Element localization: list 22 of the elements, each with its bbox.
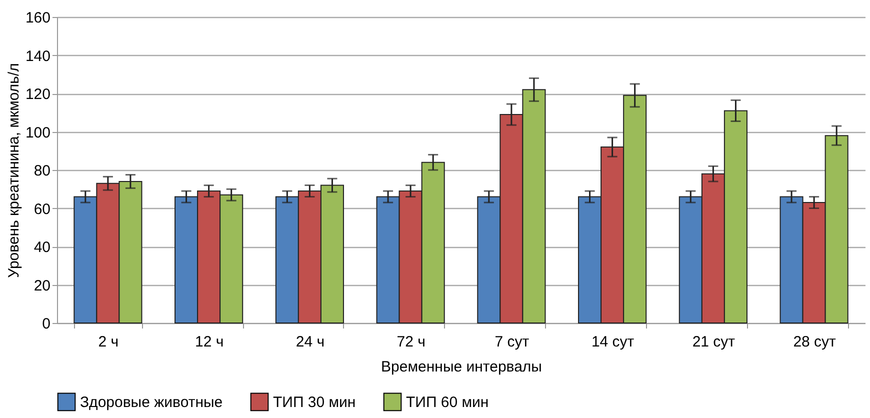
legend-label: ТИП 60 мин — [406, 394, 489, 411]
y-tick-label: 160 — [25, 10, 50, 26]
legend-label: Здоровые животные — [80, 394, 223, 411]
x-tick-label: 72 ч — [396, 334, 426, 350]
y-tick-label: 0 — [42, 316, 50, 332]
x-axis-title: Временные интервалы — [381, 358, 542, 376]
x-tick-label: 21 сут — [692, 334, 736, 350]
x-tick-label: 12 ч — [194, 334, 224, 350]
y-tick-label: 60 — [34, 200, 50, 218]
legend-label: ТИП 30 мин — [273, 394, 356, 411]
x-tick-label: 2 ч — [98, 334, 119, 350]
y-tick-label: 40 — [34, 239, 50, 256]
y-tick-label: 140 — [25, 48, 50, 65]
x-tick-label: 14 сут — [591, 334, 634, 350]
y-tick-label: 120 — [25, 86, 50, 103]
x-tick-label: 7 сут — [494, 334, 530, 350]
x-tick-label: 28 сут — [793, 334, 836, 350]
y-tick-label: 80 — [34, 162, 50, 180]
x-tick-label: 24 ч — [296, 334, 325, 350]
y-axis-title: Уровень креатинина, мкмоль/л — [5, 63, 22, 278]
y-tick-label: 100 — [25, 124, 50, 142]
y-tick-label: 20 — [34, 277, 50, 294]
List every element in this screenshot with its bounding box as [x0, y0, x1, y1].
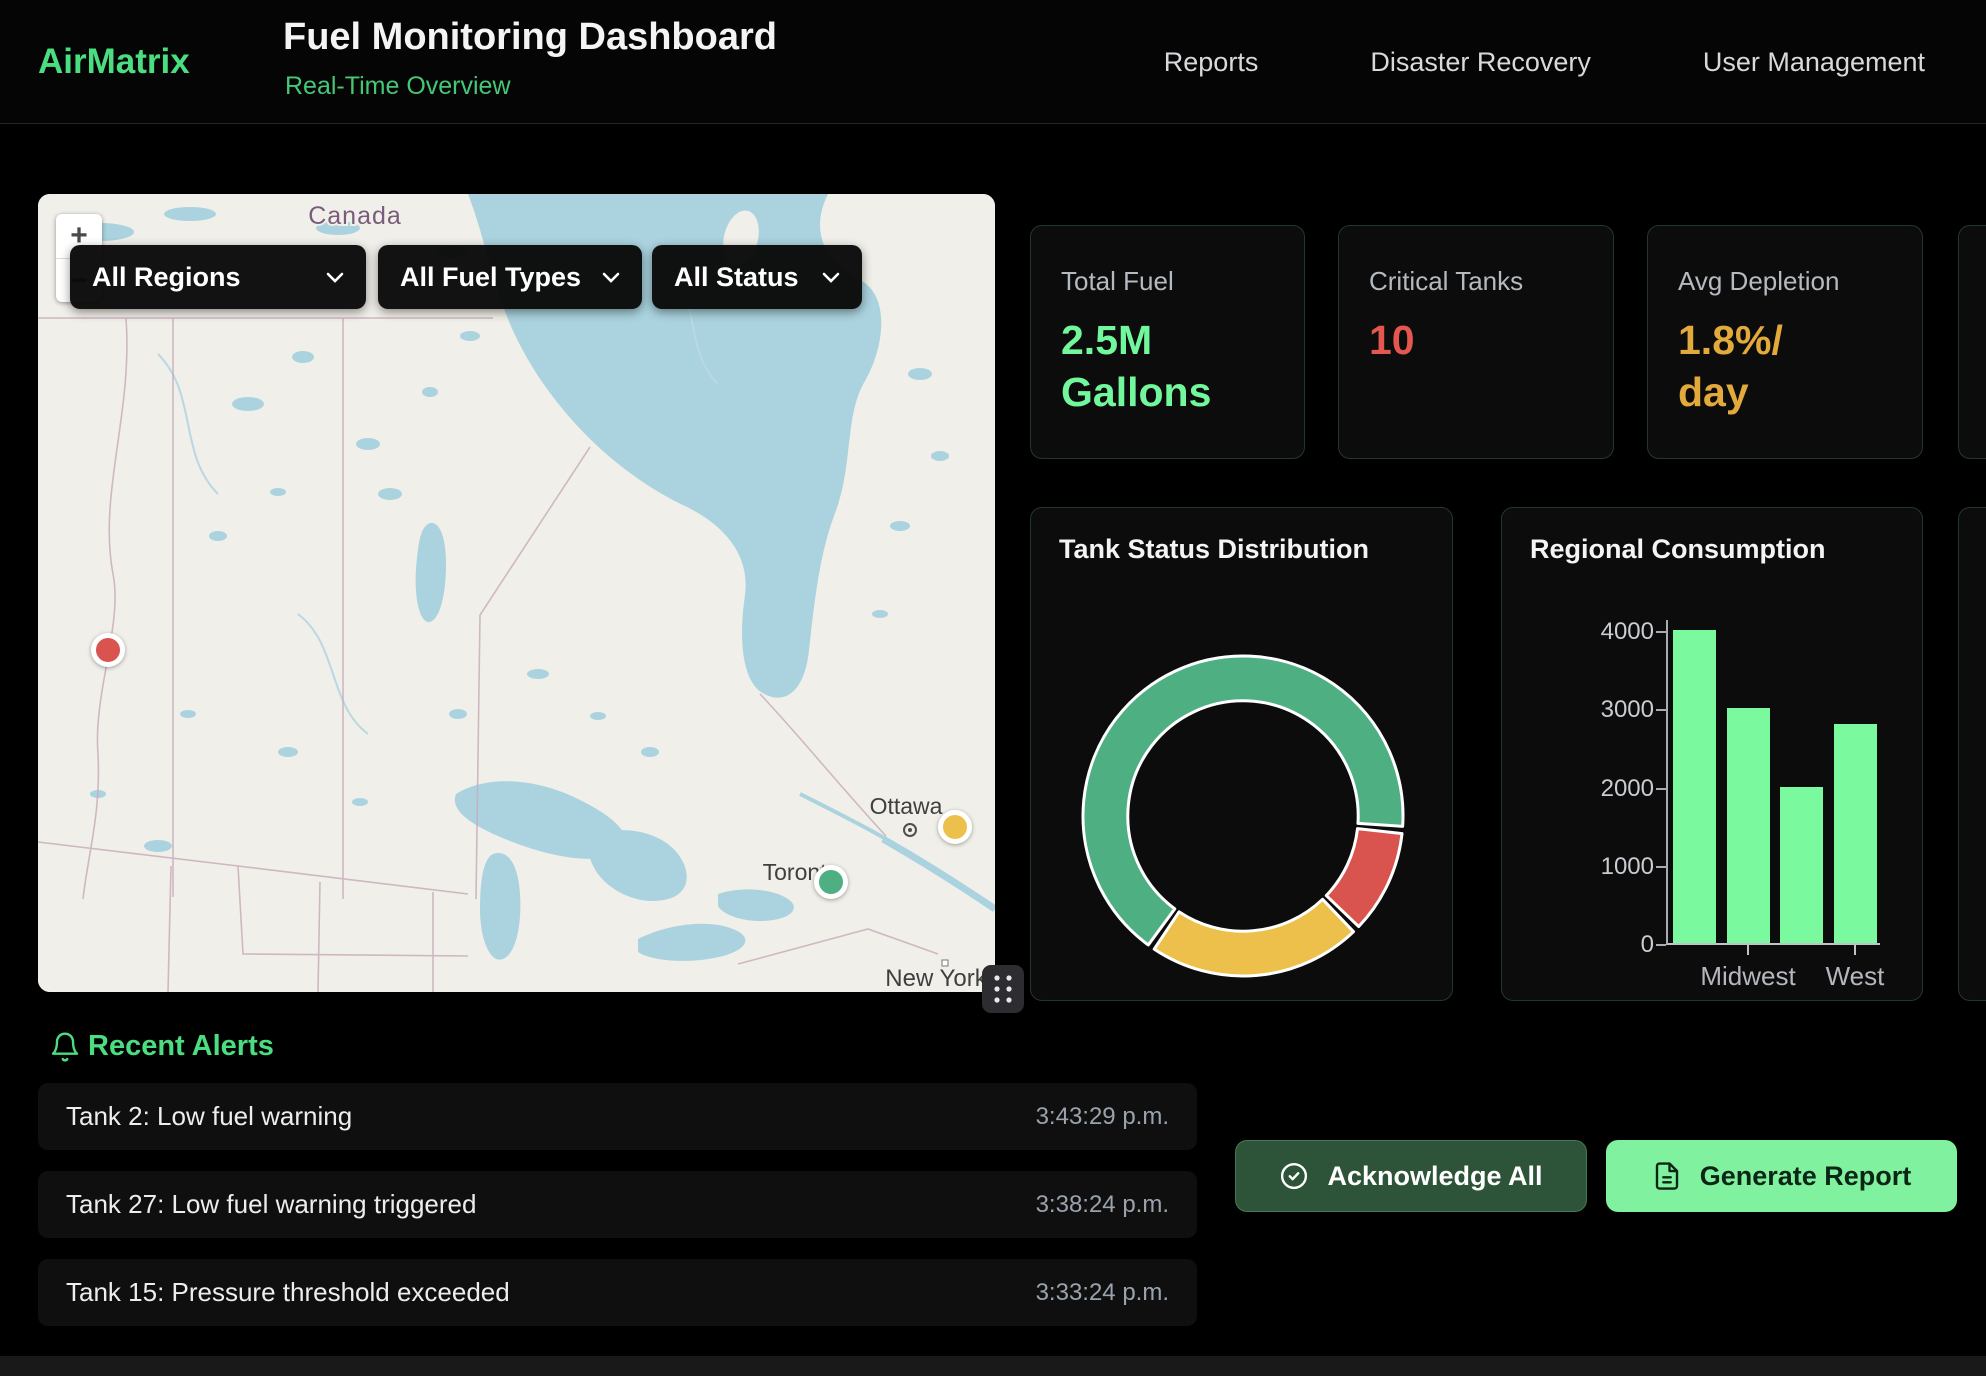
- alert-time: 3:38:24 p.m.: [1036, 1191, 1169, 1219]
- y-axis-tick-label: 3000: [1584, 696, 1654, 724]
- bar-region-1[interactable]: [1727, 708, 1770, 943]
- status-filter-value: All Status: [674, 262, 799, 293]
- footer-strip: [0, 1356, 1986, 1376]
- bar-chart-title: Regional Consumption: [1530, 534, 1825, 565]
- alert-text: Tank 15: Pressure threshold exceeded: [66, 1277, 510, 1308]
- map-label-ottawa: Ottawa: [870, 793, 943, 819]
- map-label-new-york: New York: [885, 965, 987, 992]
- donut-segment-critical[interactable]: [1326, 829, 1402, 927]
- stat-value-critical-tanks: 10: [1369, 314, 1415, 366]
- status-filter[interactable]: All Status: [652, 245, 862, 309]
- resize-grip-icon[interactable]: [982, 965, 1024, 1013]
- header: AirMatrix Fuel Monitoring Dashboard Real…: [0, 0, 1986, 124]
- region-filter-value: All Regions: [92, 262, 241, 293]
- cutoff-card-edge: [1958, 507, 1986, 1001]
- map-canvas[interactable]: Canada Ottawa Toronto New York + − All R…: [38, 194, 995, 992]
- stat-value-avg-depletion: 1.8%/ day: [1678, 314, 1783, 419]
- stat-label: Total Fuel: [1061, 266, 1174, 297]
- check-circle-icon: [1279, 1161, 1309, 1191]
- region-filter[interactable]: All Regions: [70, 245, 366, 309]
- bar-chart-card: Regional Consumption 01000200030004000Mi…: [1501, 507, 1923, 1001]
- y-axis-tick-label: 1000: [1584, 853, 1654, 881]
- x-axis-tick-mark: [1747, 945, 1749, 955]
- y-axis-tick-label: 0: [1584, 931, 1654, 959]
- stat-card-total-fuel: Total Fuel 2.5M Gallons: [1030, 225, 1305, 459]
- map-label-country: Canada: [308, 202, 402, 230]
- app-logo: AirMatrix: [38, 42, 190, 82]
- chevron-down-icon: [602, 272, 620, 283]
- y-axis-tick-mark: [1656, 788, 1666, 790]
- page-title: Fuel Monitoring Dashboard: [283, 16, 777, 59]
- tank-status-donut-chart[interactable]: [1031, 508, 1452, 1000]
- cutoff-card-edge: [1958, 225, 1986, 459]
- acknowledge-all-label: Acknowledge All: [1327, 1161, 1542, 1192]
- alert-text: Tank 27: Low fuel warning triggered: [66, 1189, 476, 1220]
- y-axis-tick-mark: [1656, 866, 1666, 868]
- stat-value-total-fuel: 2.5M Gallons: [1061, 314, 1211, 419]
- bell-icon: [49, 1030, 81, 1064]
- x-axis-tick-mark: [1854, 945, 1856, 955]
- map-panel: Canada Ottawa Toronto New York + − All R…: [38, 194, 995, 992]
- nav-reports[interactable]: Reports: [1164, 47, 1259, 78]
- document-icon: [1652, 1161, 1682, 1191]
- nav-disaster-recovery[interactable]: Disaster Recovery: [1370, 47, 1591, 78]
- y-axis-tick-label: 2000: [1584, 775, 1654, 803]
- x-axis-tick-label: West: [1785, 961, 1925, 992]
- map-graphic: Canada Ottawa Toronto New York: [38, 194, 995, 992]
- y-axis-tick-mark: [1656, 631, 1666, 633]
- donut-segment-warning[interactable]: [1154, 899, 1353, 976]
- generate-report-label: Generate Report: [1700, 1161, 1912, 1192]
- fuel-type-filter[interactable]: All Fuel Types: [378, 245, 642, 309]
- bar-region-0[interactable]: [1673, 630, 1716, 943]
- main-nav: Reports Disaster Recovery User Managemen…: [1164, 0, 1925, 124]
- nav-user-management[interactable]: User Management: [1703, 47, 1925, 78]
- alerts-section-title: Recent Alerts: [88, 1030, 274, 1063]
- alert-row[interactable]: Tank 15: Pressure threshold exceeded 3:3…: [38, 1259, 1197, 1326]
- alert-text: Tank 2: Low fuel warning: [66, 1101, 352, 1132]
- fuel-type-filter-value: All Fuel Types: [400, 262, 581, 293]
- alert-time: 3:43:29 p.m.: [1036, 1103, 1169, 1131]
- map-marker-normal[interactable]: [814, 865, 848, 899]
- bar-region-2[interactable]: [1780, 787, 1823, 944]
- y-axis-tick-mark: [1656, 709, 1666, 711]
- alert-row[interactable]: Tank 27: Low fuel warning triggered 3:38…: [38, 1171, 1197, 1238]
- stat-card-avg-depletion: Avg Depletion 1.8%/ day: [1647, 225, 1923, 459]
- chevron-down-icon: [822, 272, 840, 283]
- map-marker-warning[interactable]: [938, 810, 972, 844]
- alert-time: 3:33:24 p.m.: [1036, 1279, 1169, 1307]
- regional-consumption-bar-chart[interactable]: 01000200030004000MidwestWest: [1666, 620, 1880, 945]
- page-subtitle: Real-Time Overview: [285, 72, 511, 101]
- y-axis-tick-mark: [1656, 944, 1666, 946]
- chevron-down-icon: [326, 272, 344, 283]
- stat-label: Avg Depletion: [1678, 266, 1839, 297]
- y-axis-tick-label: 4000: [1584, 618, 1654, 646]
- generate-report-button[interactable]: Generate Report: [1606, 1140, 1957, 1212]
- stat-label: Critical Tanks: [1369, 266, 1523, 297]
- stat-card-critical-tanks: Critical Tanks 10: [1338, 225, 1614, 459]
- bar-region-3[interactable]: [1834, 724, 1877, 943]
- acknowledge-all-button[interactable]: Acknowledge All: [1235, 1140, 1587, 1212]
- map-marker-critical[interactable]: [91, 633, 125, 667]
- donut-chart-card: Tank Status Distribution: [1030, 507, 1453, 1001]
- alert-row[interactable]: Tank 2: Low fuel warning 3:43:29 p.m.: [38, 1083, 1197, 1150]
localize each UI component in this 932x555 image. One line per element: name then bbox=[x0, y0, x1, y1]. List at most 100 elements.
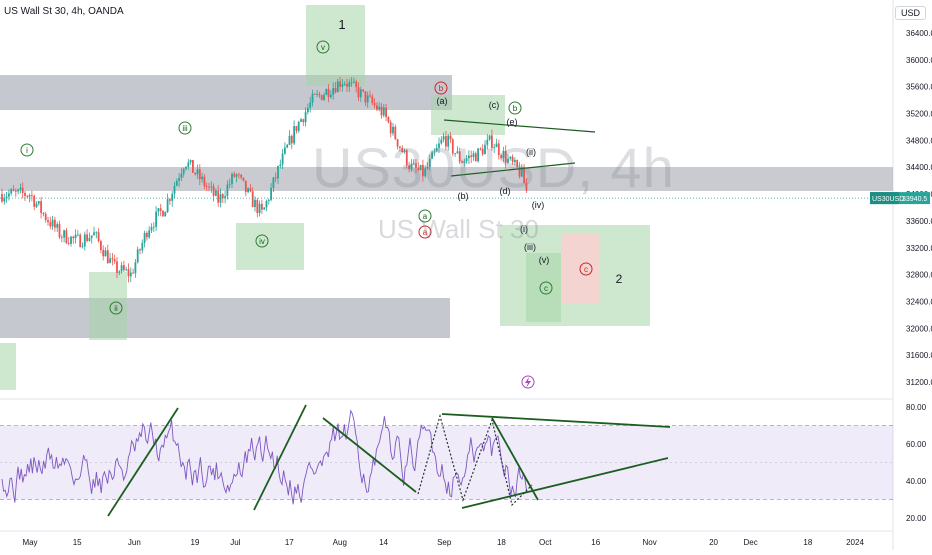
==============================
Could you write out all the records again, switching "interactable" to "clickable" everywhere and changing nothing else? Leave the pictures out.

Element localization: list 22 of the elements, each with its bbox.
legend-label: ТИП 60 мин — [406, 394, 489, 411]
y-tick-label: 160 — [25, 10, 50, 26]
legend-label: Здоровые животные — [80, 394, 223, 411]
x-tick-label: 72 ч — [396, 334, 426, 350]
y-tick-label: 0 — [42, 316, 50, 332]
x-axis-title: Временные интервалы — [381, 358, 542, 376]
x-tick-label: 21 сут — [692, 334, 736, 350]
x-tick-label: 12 ч — [194, 334, 224, 350]
y-tick-label: 60 — [34, 200, 50, 218]
legend-label: ТИП 30 мин — [273, 394, 356, 411]
x-tick-label: 2 ч — [98, 334, 119, 350]
y-tick-label: 40 — [34, 239, 50, 256]
y-tick-label: 140 — [25, 48, 50, 65]
x-tick-label: 14 сут — [591, 334, 634, 350]
y-tick-label: 120 — [25, 86, 50, 103]
x-tick-label: 7 сут — [494, 334, 530, 350]
x-tick-label: 28 сут — [793, 334, 836, 350]
y-tick-label: 80 — [34, 162, 50, 180]
x-tick-label: 24 ч — [296, 334, 325, 350]
y-axis-title: Уровень креатинина, мкмоль/л — [5, 63, 22, 278]
y-tick-label: 100 — [25, 124, 50, 142]
y-tick-label: 20 — [34, 277, 50, 294]
List every element in this screenshot with its bounding box as [x0, y0, x1, y1].
- alert-time: 3:38:24 p.m.: [1036, 1191, 1169, 1219]
- y-axis-tick-label: 3000: [1584, 696, 1654, 724]
- bar-region-1[clickable]: [1727, 708, 1770, 943]
- status-filter-value: All Status: [674, 262, 799, 293]
- footer-strip: [0, 1356, 1986, 1376]
- bar-chart-title: Regional Consumption: [1530, 534, 1825, 565]
- alert-text: Tank 15: Pressure threshold exceeded: [66, 1277, 510, 1308]
- map-label-ottawa: Ottawa: [870, 793, 943, 819]
- map-label-new-york: New York: [885, 965, 987, 992]
- donut-segment-critical[clickable]: [1326, 829, 1402, 927]
- stat-value-critical-tanks: 10: [1369, 314, 1415, 366]
- status-filter[clickable]: All Status: [652, 245, 862, 309]
- resize-grip-icon[clickable]: [982, 965, 1024, 1013]
- header: AirMatrix Fuel Monitoring Dashboard Real…: [0, 0, 1986, 124]
- region-filter-value: All Regions: [92, 262, 241, 293]
- cutoff-card-edge: [1958, 507, 1986, 1001]
- map-canvas[clickable]: Canada Ottawa Toronto New York + − All R…: [38, 194, 995, 992]
- stat-value-avg-depletion: 1.8%/ day: [1678, 314, 1783, 419]
- stat-label: Total Fuel: [1061, 266, 1174, 297]
- check-circle-icon: [1279, 1161, 1309, 1191]
- region-filter[clickable]: All Regions: [70, 245, 366, 309]
- bar-chart-card: Regional Consumption 01000200030004000Mi…: [1501, 507, 1923, 1001]
- y-axis-tick-label: 1000: [1584, 853, 1654, 881]
- x-axis-tick-mark: [1747, 945, 1749, 955]
- y-axis-tick-label: 0: [1584, 931, 1654, 959]
- stat-card-total-fuel: Total Fuel 2.5M Gallons: [1030, 225, 1305, 459]
- map-label-country: Canada: [308, 202, 402, 230]
- app-logo: AirMatrix: [38, 42, 190, 82]
- chevron-down-icon: [602, 272, 620, 283]
- y-axis-tick-mark: [1656, 788, 1666, 790]
- page-title: Fuel Monitoring Dashboard: [283, 16, 777, 59]
- tank-status-donut-chart[clickable]: [1031, 508, 1452, 1000]
- cutoff-card-edge: [1958, 225, 1986, 459]
- acknowledge-all-label: Acknowledge All: [1327, 1161, 1542, 1192]
- alert-text: Tank 27: Low fuel warning triggered: [66, 1189, 476, 1220]
- y-axis-tick-mark: [1656, 866, 1666, 868]
- stat-value-total-fuel: 2.5M Gallons: [1061, 314, 1211, 419]
- bell-icon: [49, 1030, 81, 1064]
- x-axis-tick-mark: [1854, 945, 1856, 955]
- map-panel: Canada Ottawa Toronto New York + − All R…: [38, 194, 995, 992]
- nav-reports[clickable]: Reports: [1164, 47, 1259, 78]
- document-icon: [1652, 1161, 1682, 1191]
- nav-disaster-recovery[clickable]: Disaster Recovery: [1370, 47, 1591, 78]
- y-axis-tick-label: 2000: [1584, 775, 1654, 803]
- x-axis-tick-label: West: [1785, 961, 1925, 992]
- map-graphic: Canada Ottawa Toronto New York: [38, 194, 995, 992]
- y-axis-tick-mark: [1656, 631, 1666, 633]
- donut-segment-warning[clickable]: [1154, 899, 1353, 976]
- generate-report-label: Generate Report: [1700, 1161, 1912, 1192]
- fuel-type-filter[clickable]: All Fuel Types: [378, 245, 642, 309]
- bar-region-0[clickable]: [1673, 630, 1716, 943]
- main-nav: Reports Disaster Recovery User Managemen…: [1164, 0, 1925, 124]
- nav-user-management[clickable]: User Management: [1703, 47, 1925, 78]
- alerts-section-title: Recent Alerts: [88, 1030, 274, 1063]
- alert-row[clickable]: Tank 15: Pressure threshold exceeded 3:3…: [38, 1259, 1197, 1326]
- alert-text: Tank 2: Low fuel warning: [66, 1101, 352, 1132]
- fuel-type-filter-value: All Fuel Types: [400, 262, 581, 293]
- alert-time: 3:43:29 p.m.: [1036, 1103, 1169, 1131]
- map-marker-normal[clickable]: [814, 865, 848, 899]
- bar-region-2[clickable]: [1780, 787, 1823, 944]
- y-axis-tick-mark: [1656, 709, 1666, 711]
- alert-row[clickable]: Tank 27: Low fuel warning triggered 3:38…: [38, 1171, 1197, 1238]
- stat-card-avg-depletion: Avg Depletion 1.8%/ day: [1647, 225, 1923, 459]
- chevron-down-icon: [822, 272, 840, 283]
- map-marker-warning[clickable]: [938, 810, 972, 844]
- alert-time: 3:33:24 p.m.: [1036, 1279, 1169, 1307]
- regional-consumption-bar-chart[clickable]: 01000200030004000MidwestWest: [1666, 620, 1880, 945]
- page-subtitle: Real-Time Overview: [285, 72, 511, 101]
- y-axis-tick-mark: [1656, 944, 1666, 946]
- chevron-down-icon: [326, 272, 344, 283]
- stat-label: Avg Depletion: [1678, 266, 1839, 297]
- y-axis-tick-label: 4000: [1584, 618, 1654, 646]
- generate-report-button[clickable]: Generate Report: [1606, 1140, 1957, 1212]
- stat-label: Critical Tanks: [1369, 266, 1523, 297]
- stat-card-critical-tanks: Critical Tanks 10: [1338, 225, 1614, 459]
- bar-region-3[clickable]: [1834, 724, 1877, 943]
- acknowledge-all-button[clickable]: Acknowledge All: [1235, 1140, 1587, 1212]
- map-marker-critical[clickable]: [91, 633, 125, 667]
- donut-chart-card: Tank Status Distribution: [1030, 507, 1453, 1001]
- alert-row[clickable]: Tank 2: Low fuel warning 3:43:29 p.m.: [38, 1083, 1197, 1150]
localize each UI component in this 932x555 image. One line per element: name then bbox=[x0, y0, x1, y1]. List at most 100 elements.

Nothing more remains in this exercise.